**Task prompt:** Below is a block of records; return all of them exactly, but without the images.

**Data for the task:**
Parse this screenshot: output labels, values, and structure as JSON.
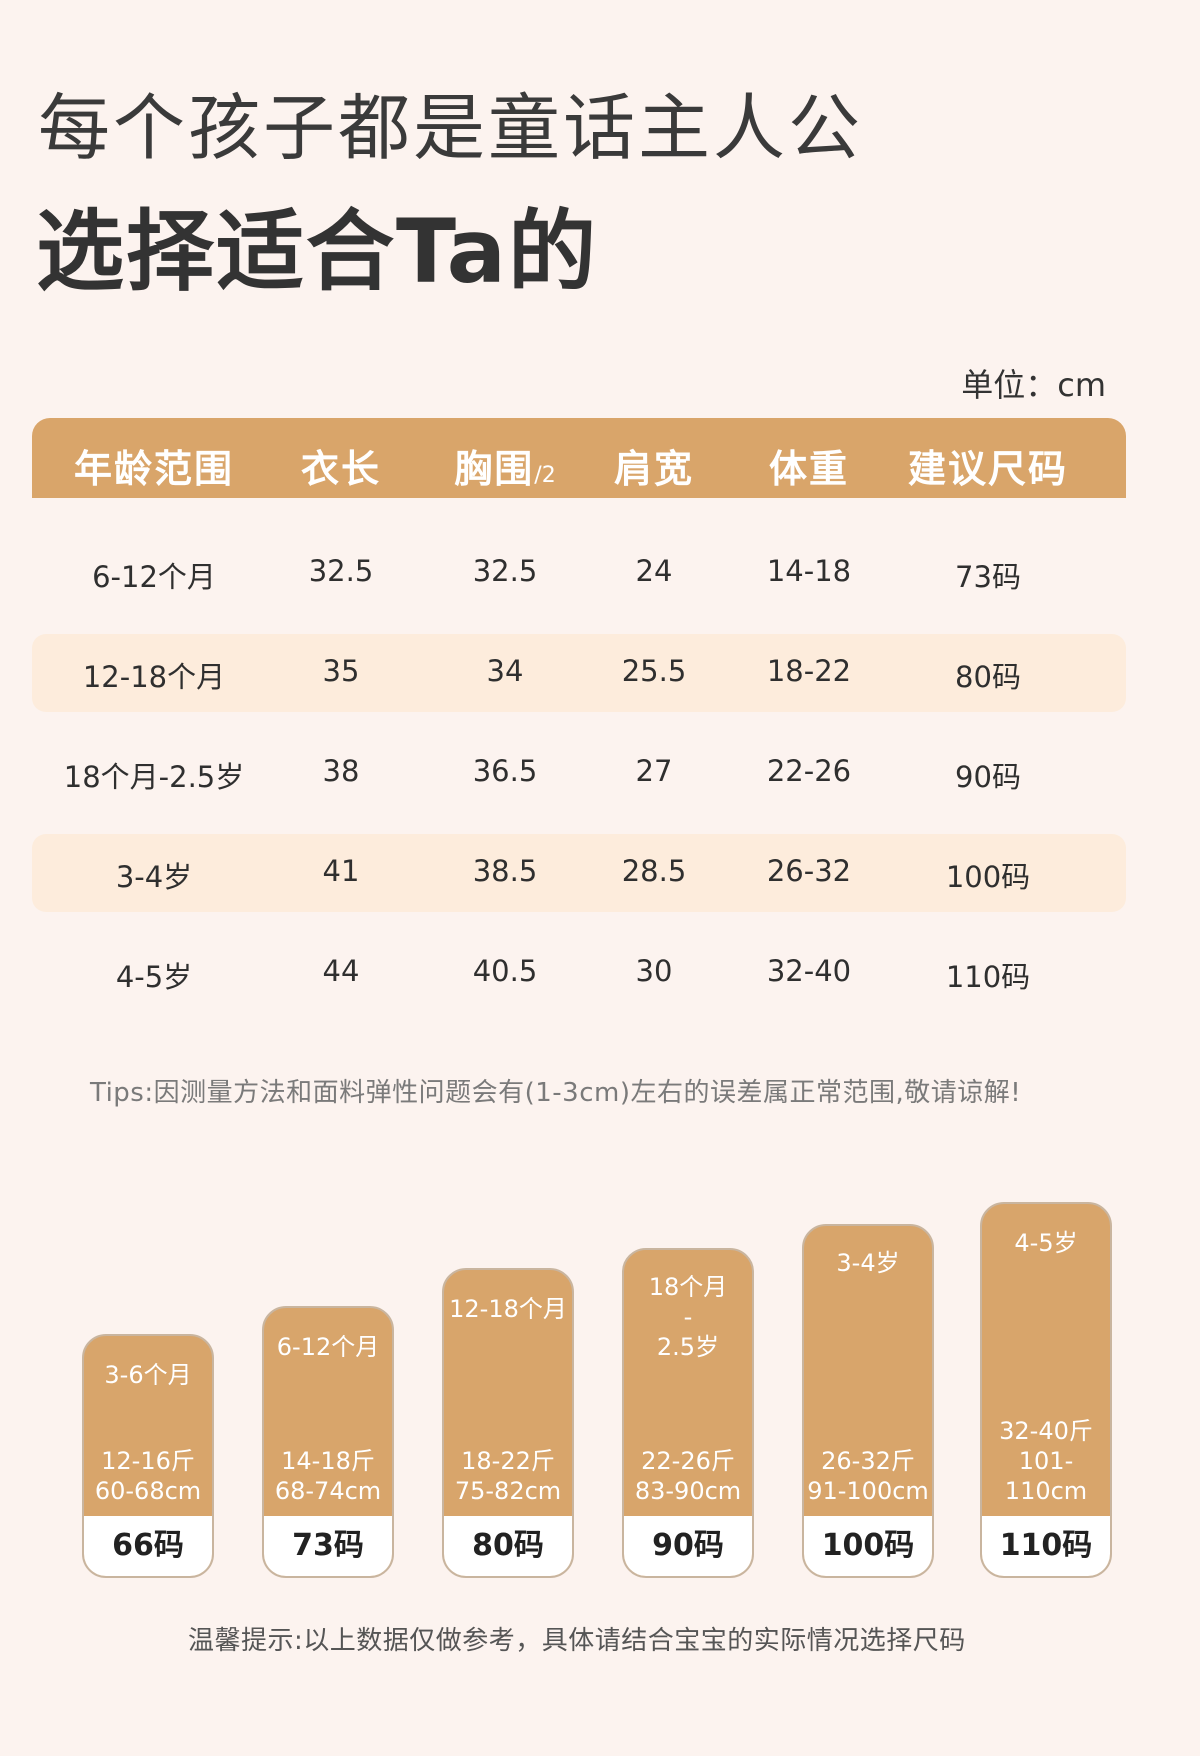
{
  "header": {
    "title_line1": "每个孩子都是童话主人公",
    "title_line2": "选择适合Ta的",
    "unit": "单位：cm"
  },
  "table": {
    "headers": [
      "年龄范围",
      "衣长",
      "胸围",
      "肩宽",
      "体重",
      "建议尺码"
    ],
    "header_suffix": "/2",
    "rows": [
      [
        "6-12个月",
        "32.5",
        "32.5",
        "24",
        "14-18",
        "73码"
      ],
      [
        "12-18个月",
        "35",
        "34",
        "25.5",
        "18-22",
        "80码"
      ],
      [
        "18个月-2.5岁",
        "38",
        "36.5",
        "27",
        "22-26",
        "90码"
      ],
      [
        "3-4岁",
        "41",
        "38.5",
        "28.5",
        "26-32",
        "100码"
      ],
      [
        "4-5岁",
        "44",
        "40.5",
        "30",
        "32-40",
        "110码"
      ]
    ]
  },
  "tips": "Tips:因测量方法和面料弹性问题会有(1-3cm)左右的误差属正常范围,敬请谅解!",
  "size_bars": [
    {
      "age": "3-6个月",
      "weight": "12-16斤",
      "height": "60-68cm",
      "size": "66码"
    },
    {
      "age": "6-12个月",
      "weight": "14-18斤",
      "height": "68-74cm",
      "size": "73码"
    },
    {
      "age": "12-18个月",
      "weight": "18-22斤",
      "height": "75-82cm",
      "size": "80码"
    },
    {
      "age_line1": "18个月",
      "age_line2": "-",
      "age_line3": "2.5岁",
      "weight": "22-26斤",
      "height": "83-90cm",
      "size": "90码"
    },
    {
      "age": "3-4岁",
      "weight": "26-32斤",
      "height": "91-100cm",
      "size": "100码"
    },
    {
      "age": "4-5岁",
      "weight": "32-40斤",
      "height": "101-110cm",
      "size": "110码"
    }
  ],
  "footer_note": "温馨提示:以上数据仅做参考，具体请结合宝宝的实际情况选择尺码",
  "colors": {
    "accent": "#d9a56a",
    "row_shade": "#fdecdc",
    "background": "#fcf3ef"
  }
}
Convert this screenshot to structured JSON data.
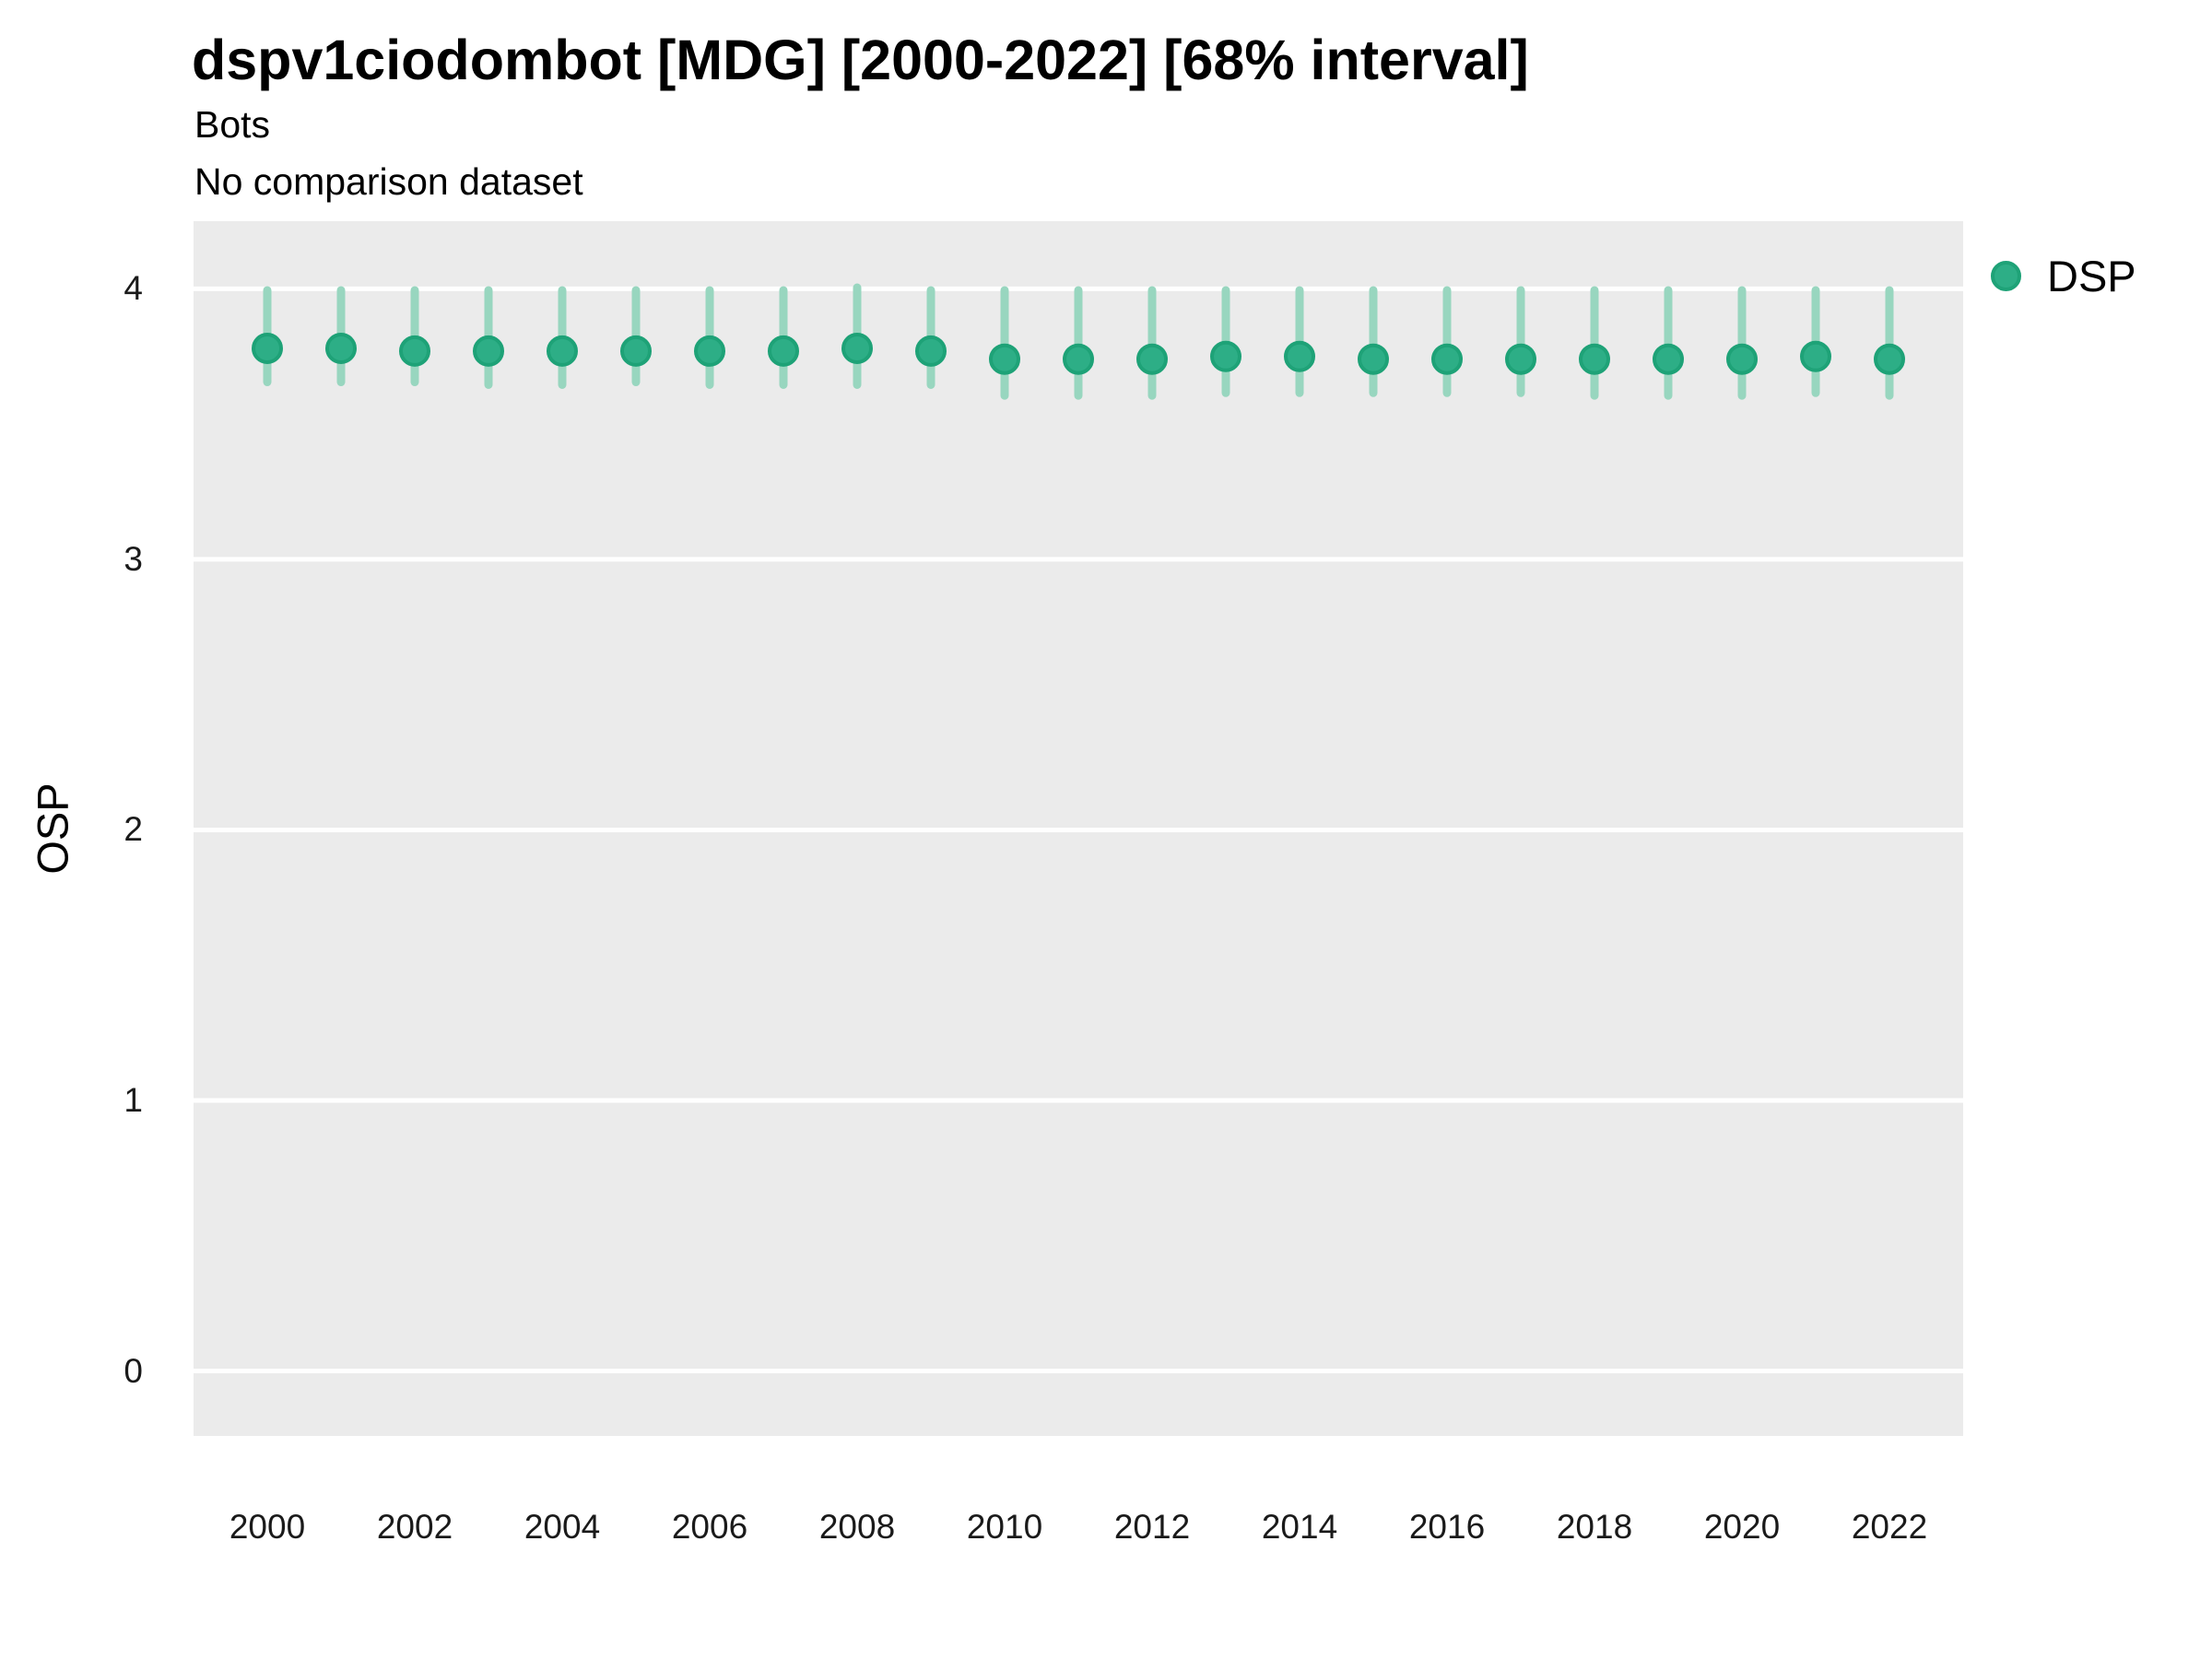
{
  "header": {
    "title": "dspv1ciodombot [MDG] [2000-2022] [68% interval]",
    "subtitle": "Bots",
    "note": "No comparison dataset"
  },
  "legend": {
    "label": "DSP"
  },
  "colors": {
    "point_fill": "#2DAE86",
    "point_stroke": "#1EA277",
    "interval_bar": "#98D6BF",
    "panel_background": "#EBEBEB",
    "gridline": "#FFFFFF",
    "title_text": "#000000",
    "tick_text": "#1A1A1A"
  },
  "chart_data": {
    "type": "scatter",
    "title": "dspv1ciodombot [MDG] [2000-2022] [68% interval]",
    "subtitle": "Bots",
    "note": "No comparison dataset",
    "interval_level": "68%",
    "xlabel": "",
    "ylabel": "OSP",
    "legend": {
      "label": "DSP",
      "position": "right"
    },
    "grid": "major-horizontal-only",
    "x_ticks": [
      2000,
      2002,
      2004,
      2006,
      2008,
      2010,
      2012,
      2014,
      2016,
      2018,
      2020,
      2022
    ],
    "y_ticks": [
      0,
      1,
      2,
      3,
      4
    ],
    "xlim": [
      1999,
      2023
    ],
    "ylim": [
      -0.24,
      4.25
    ],
    "series": [
      {
        "name": "DSP",
        "x": [
          2000,
          2001,
          2002,
          2003,
          2004,
          2005,
          2006,
          2007,
          2008,
          2009,
          2010,
          2011,
          2012,
          2013,
          2014,
          2015,
          2016,
          2017,
          2018,
          2019,
          2020,
          2021,
          2022
        ],
        "values": [
          3.78,
          3.78,
          3.77,
          3.77,
          3.77,
          3.77,
          3.77,
          3.77,
          3.78,
          3.77,
          3.74,
          3.74,
          3.74,
          3.75,
          3.75,
          3.74,
          3.74,
          3.74,
          3.74,
          3.74,
          3.74,
          3.75,
          3.74
        ],
        "lower_68": [
          3.64,
          3.64,
          3.64,
          3.63,
          3.63,
          3.64,
          3.63,
          3.63,
          3.63,
          3.63,
          3.59,
          3.59,
          3.59,
          3.6,
          3.6,
          3.6,
          3.6,
          3.6,
          3.59,
          3.59,
          3.59,
          3.6,
          3.59
        ],
        "upper_68": [
          4.01,
          4.01,
          4.01,
          4.01,
          4.01,
          4.01,
          4.01,
          4.01,
          4.02,
          4.01,
          4.01,
          4.01,
          4.01,
          4.01,
          4.01,
          4.01,
          4.01,
          4.01,
          4.01,
          4.01,
          4.01,
          4.01,
          4.01
        ]
      }
    ]
  }
}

**Output below:**
Parse this screenshot: output labels, values, and structure as JSON.
{
  "header": {
    "title_line1": "每个孩子都是童话主人公",
    "title_line2": "选择适合Ta的",
    "unit": "单位：cm"
  },
  "table": {
    "headers": [
      "年龄范围",
      "衣长",
      "胸围",
      "肩宽",
      "体重",
      "建议尺码"
    ],
    "header_suffix": "/2",
    "rows": [
      [
        "6-12个月",
        "32.5",
        "32.5",
        "24",
        "14-18",
        "73码"
      ],
      [
        "12-18个月",
        "35",
        "34",
        "25.5",
        "18-22",
        "80码"
      ],
      [
        "18个月-2.5岁",
        "38",
        "36.5",
        "27",
        "22-26",
        "90码"
      ],
      [
        "3-4岁",
        "41",
        "38.5",
        "28.5",
        "26-32",
        "100码"
      ],
      [
        "4-5岁",
        "44",
        "40.5",
        "30",
        "32-40",
        "110码"
      ]
    ]
  },
  "tips": "Tips:因测量方法和面料弹性问题会有(1-3cm)左右的误差属正常范围,敬请谅解!",
  "size_bars": [
    {
      "age": "3-6个月",
      "weight": "12-16斤",
      "height": "60-68cm",
      "size": "66码"
    },
    {
      "age": "6-12个月",
      "weight": "14-18斤",
      "height": "68-74cm",
      "size": "73码"
    },
    {
      "age": "12-18个月",
      "weight": "18-22斤",
      "height": "75-82cm",
      "size": "80码"
    },
    {
      "age_line1": "18个月",
      "age_line2": "-",
      "age_line3": "2.5岁",
      "weight": "22-26斤",
      "height": "83-90cm",
      "size": "90码"
    },
    {
      "age": "3-4岁",
      "weight": "26-32斤",
      "height": "91-100cm",
      "size": "100码"
    },
    {
      "age": "4-5岁",
      "weight": "32-40斤",
      "height": "101-110cm",
      "size": "110码"
    }
  ],
  "footer_note": "温馨提示:以上数据仅做参考，具体请结合宝宝的实际情况选择尺码",
  "colors": {
    "accent": "#d9a56a",
    "row_shade": "#fdecdc",
    "background": "#fcf3ef"
  }
}
Convert this screenshot to structured JSON data.
{
  "header": {
    "title": "dspv1ciodombot [MDG] [2000-2022] [68% interval]",
    "subtitle": "Bots",
    "note": "No comparison dataset"
  },
  "legend": {
    "label": "DSP"
  },
  "colors": {
    "point_fill": "#2DAE86",
    "point_stroke": "#1EA277",
    "interval_bar": "#98D6BF",
    "panel_background": "#EBEBEB",
    "gridline": "#FFFFFF",
    "title_text": "#000000",
    "tick_text": "#1A1A1A"
  },
  "chart_data": {
    "type": "scatter",
    "title": "dspv1ciodombot [MDG] [2000-2022] [68% interval]",
    "subtitle": "Bots",
    "note": "No comparison dataset",
    "interval_level": "68%",
    "xlabel": "",
    "ylabel": "OSP",
    "legend": {
      "label": "DSP",
      "position": "right"
    },
    "grid": "major-horizontal-only",
    "x_ticks": [
      2000,
      2002,
      2004,
      2006,
      2008,
      2010,
      2012,
      2014,
      2016,
      2018,
      2020,
      2022
    ],
    "y_ticks": [
      0,
      1,
      2,
      3,
      4
    ],
    "xlim": [
      1999,
      2023
    ],
    "ylim": [
      -0.24,
      4.25
    ],
    "series": [
      {
        "name": "DSP",
        "x": [
          2000,
          2001,
          2002,
          2003,
          2004,
          2005,
          2006,
          2007,
          2008,
          2009,
          2010,
          2011,
          2012,
          2013,
          2014,
          2015,
          2016,
          2017,
          2018,
          2019,
          2020,
          2021,
          2022
        ],
        "values": [
          3.78,
          3.78,
          3.77,
          3.77,
          3.77,
          3.77,
          3.77,
          3.77,
          3.78,
          3.77,
          3.74,
          3.74,
          3.74,
          3.75,
          3.75,
          3.74,
          3.74,
          3.74,
          3.74,
          3.74,
          3.74,
          3.75,
          3.74
        ],
        "lower_68": [
          3.64,
          3.64,
          3.64,
          3.63,
          3.63,
          3.64,
          3.63,
          3.63,
          3.63,
          3.63,
          3.59,
          3.59,
          3.59,
          3.6,
          3.6,
          3.6,
          3.6,
          3.6,
          3.59,
          3.59,
          3.59,
          3.6,
          3.59
        ],
        "upper_68": [
          4.01,
          4.01,
          4.01,
          4.01,
          4.01,
          4.01,
          4.01,
          4.01,
          4.02,
          4.01,
          4.01,
          4.01,
          4.01,
          4.01,
          4.01,
          4.01,
          4.01,
          4.01,
          4.01,
          4.01,
          4.01,
          4.01,
          4.01
        ]
      }
    ]
  }
}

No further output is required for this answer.